■ What you should do:
Identify the lines that contain the string "title" and report only how many there are.

[Data entries]
^^^^^^^^
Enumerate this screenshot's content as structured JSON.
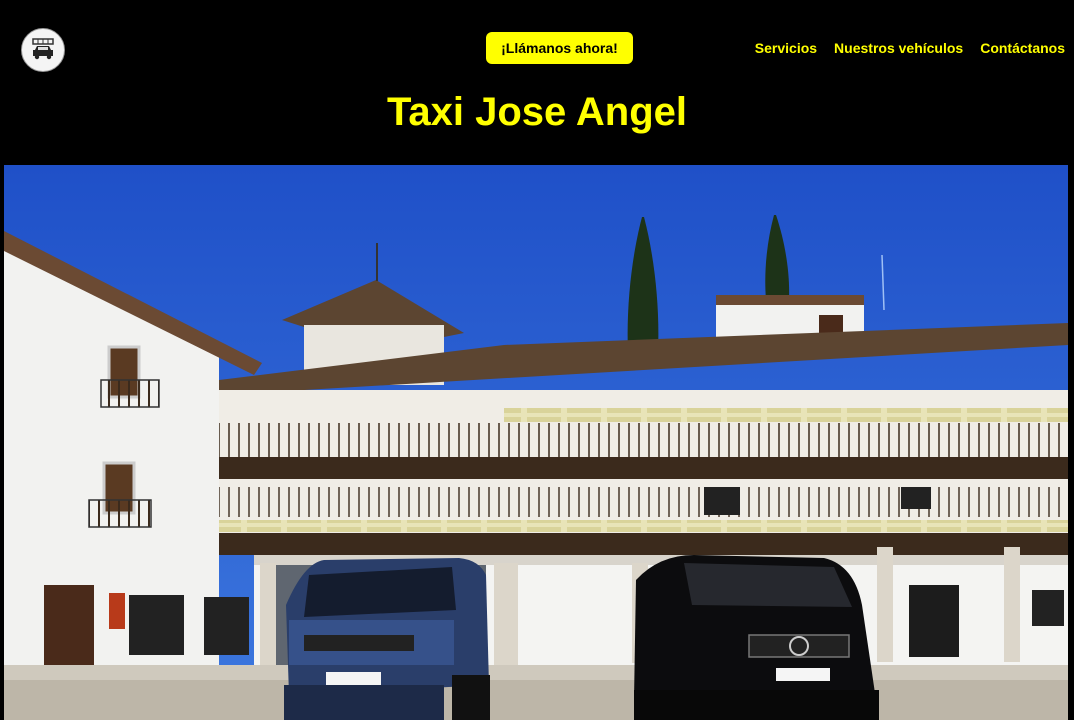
{
  "header": {
    "logo_icon": "taxi-car-icon",
    "cta_label": "¡Llámanos ahora!",
    "nav": [
      {
        "label": "Servicios"
      },
      {
        "label": "Nuestros vehículos"
      },
      {
        "label": "Contáctanos"
      }
    ],
    "title": "Taxi Jose Angel"
  },
  "colors": {
    "background": "#000000",
    "accent": "#ffff00"
  },
  "hero": {
    "image_icon": "plaza-with-taxis-photo"
  }
}
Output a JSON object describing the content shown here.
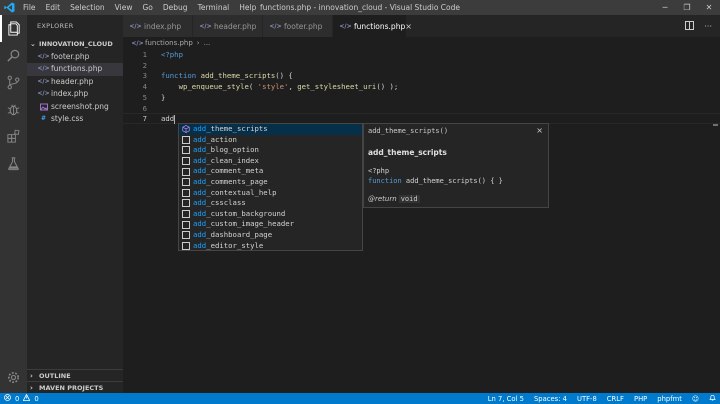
{
  "window": {
    "title": "functions.php - innovation_cloud - Visual Studio Code",
    "minimize": "─",
    "restore": "❐",
    "close": "✕"
  },
  "menu": [
    "File",
    "Edit",
    "Selection",
    "View",
    "Go",
    "Debug",
    "Terminal",
    "Help"
  ],
  "sidebar": {
    "header": "EXPLORER",
    "folder": "INNOVATION_CLOUD",
    "files": [
      {
        "name": "footer.php",
        "type": "php"
      },
      {
        "name": "functions.php",
        "type": "php",
        "selected": true
      },
      {
        "name": "header.php",
        "type": "php"
      },
      {
        "name": "index.php",
        "type": "php"
      },
      {
        "name": "screenshot.png",
        "type": "image"
      },
      {
        "name": "style.css",
        "type": "css"
      }
    ],
    "outline": "OUTLINE",
    "maven": "MAVEN PROJECTS"
  },
  "tabs": [
    {
      "label": "index.php",
      "active": false
    },
    {
      "label": "header.php",
      "active": false
    },
    {
      "label": "footer.php",
      "active": false
    },
    {
      "label": "functions.php",
      "active": true
    }
  ],
  "breadcrumb": {
    "file": "functions.php",
    "more": "..."
  },
  "editor": {
    "lines": [
      {
        "n": "1",
        "text": "<?php"
      },
      {
        "n": "2",
        "text": ""
      },
      {
        "n": "3",
        "text": "function add_theme_scripts() {"
      },
      {
        "n": "4",
        "text": "    wp_enqueue_style( 'style', get_stylesheet_uri() );"
      },
      {
        "n": "5",
        "text": "}"
      },
      {
        "n": "6",
        "text": ""
      },
      {
        "n": "7",
        "text": "add"
      }
    ]
  },
  "suggest": {
    "items": [
      {
        "match": "add",
        "rest": "_theme_scripts",
        "kind": "function"
      },
      {
        "match": "add",
        "rest": "_action",
        "kind": "text"
      },
      {
        "match": "add",
        "rest": "_blog_option",
        "kind": "text"
      },
      {
        "match": "add",
        "rest": "_clean_index",
        "kind": "text"
      },
      {
        "match": "add",
        "rest": "_comment_meta",
        "kind": "text"
      },
      {
        "match": "add",
        "rest": "_comments_page",
        "kind": "text"
      },
      {
        "match": "add",
        "rest": "_contextual_help",
        "kind": "text"
      },
      {
        "match": "add",
        "rest": "_cssclass",
        "kind": "text"
      },
      {
        "match": "add",
        "rest": "_custom_background",
        "kind": "text"
      },
      {
        "match": "add",
        "rest": "_custom_image_header",
        "kind": "text"
      },
      {
        "match": "add",
        "rest": "_dashboard_page",
        "kind": "text"
      },
      {
        "match": "add",
        "rest": "_editor_style",
        "kind": "text"
      }
    ]
  },
  "details": {
    "signature": "add_theme_scripts()",
    "close": "×",
    "title": "add_theme_scripts",
    "code_open": "<?php",
    "code_kw": "function",
    "code_rest": " add_theme_scripts() { }",
    "return_label": "@return",
    "return_type": "void"
  },
  "status": {
    "errors": "0",
    "warnings": "0",
    "position": "Ln 7, Col 5",
    "spaces": "Spaces: 4",
    "encoding": "UTF-8",
    "eol": "CRLF",
    "language": "PHP",
    "formatter": "phpfmt"
  },
  "colors": {
    "accent": "#007acc",
    "activity_bar": "#333333",
    "sidebar": "#252526",
    "editor": "#1e1e1e",
    "match": "#18a3ff"
  }
}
^^^^^^^^
■ Final answer:
3